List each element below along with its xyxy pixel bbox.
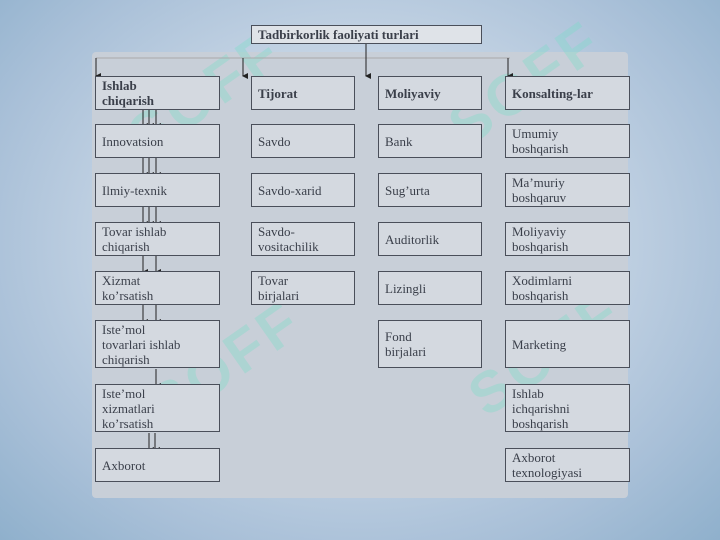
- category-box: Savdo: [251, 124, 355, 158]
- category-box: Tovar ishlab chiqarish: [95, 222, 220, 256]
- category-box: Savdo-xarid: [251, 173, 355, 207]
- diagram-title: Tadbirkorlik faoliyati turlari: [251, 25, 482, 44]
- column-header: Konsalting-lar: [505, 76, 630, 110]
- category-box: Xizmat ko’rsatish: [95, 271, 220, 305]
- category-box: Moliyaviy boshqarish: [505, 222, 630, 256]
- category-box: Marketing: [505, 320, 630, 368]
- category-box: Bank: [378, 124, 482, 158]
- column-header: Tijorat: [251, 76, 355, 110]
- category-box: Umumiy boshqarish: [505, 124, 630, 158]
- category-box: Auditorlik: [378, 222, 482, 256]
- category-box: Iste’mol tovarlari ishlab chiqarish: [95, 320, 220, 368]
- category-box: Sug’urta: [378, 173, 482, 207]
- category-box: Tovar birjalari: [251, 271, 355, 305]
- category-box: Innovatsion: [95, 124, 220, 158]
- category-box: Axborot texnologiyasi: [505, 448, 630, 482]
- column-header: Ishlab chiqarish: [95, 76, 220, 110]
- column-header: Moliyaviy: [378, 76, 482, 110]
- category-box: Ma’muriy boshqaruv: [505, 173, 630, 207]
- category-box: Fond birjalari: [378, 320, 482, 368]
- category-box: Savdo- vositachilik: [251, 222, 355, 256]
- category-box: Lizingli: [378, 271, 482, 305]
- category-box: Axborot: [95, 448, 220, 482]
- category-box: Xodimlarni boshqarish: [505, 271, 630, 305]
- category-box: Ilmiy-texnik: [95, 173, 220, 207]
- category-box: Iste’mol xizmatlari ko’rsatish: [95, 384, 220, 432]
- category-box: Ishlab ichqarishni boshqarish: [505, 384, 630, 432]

#### OBJECTIVE:
Please copy all of the data above line for line without any changes, and leave out the pictures.

#### EXERCISE RESULT:
List each element below along with its xyxy pixel bbox.
- category-box: Savdo: [251, 124, 355, 158]
- category-box: Tovar ishlab chiqarish: [95, 222, 220, 256]
- category-box: Savdo-xarid: [251, 173, 355, 207]
- diagram-title: Tadbirkorlik faoliyati turlari: [251, 25, 482, 44]
- column-header: Konsalting-lar: [505, 76, 630, 110]
- category-box: Xizmat ko’rsatish: [95, 271, 220, 305]
- category-box: Moliyaviy boshqarish: [505, 222, 630, 256]
- category-box: Marketing: [505, 320, 630, 368]
- category-box: Bank: [378, 124, 482, 158]
- column-header: Tijorat: [251, 76, 355, 110]
- category-box: Umumiy boshqarish: [505, 124, 630, 158]
- category-box: Auditorlik: [378, 222, 482, 256]
- category-box: Iste’mol tovarlari ishlab chiqarish: [95, 320, 220, 368]
- category-box: Sug’urta: [378, 173, 482, 207]
- category-box: Tovar birjalari: [251, 271, 355, 305]
- category-box: Innovatsion: [95, 124, 220, 158]
- category-box: Axborot texnologiyasi: [505, 448, 630, 482]
- column-header: Ishlab chiqarish: [95, 76, 220, 110]
- column-header: Moliyaviy: [378, 76, 482, 110]
- category-box: Ma’muriy boshqaruv: [505, 173, 630, 207]
- category-box: Fond birjalari: [378, 320, 482, 368]
- category-box: Savdo- vositachilik: [251, 222, 355, 256]
- category-box: Lizingli: [378, 271, 482, 305]
- category-box: Axborot: [95, 448, 220, 482]
- category-box: Xodimlarni boshqarish: [505, 271, 630, 305]
- category-box: Ilmiy-texnik: [95, 173, 220, 207]
- category-box: Iste’mol xizmatlari ko’rsatish: [95, 384, 220, 432]
- category-box: Ishlab ichqarishni boshqarish: [505, 384, 630, 432]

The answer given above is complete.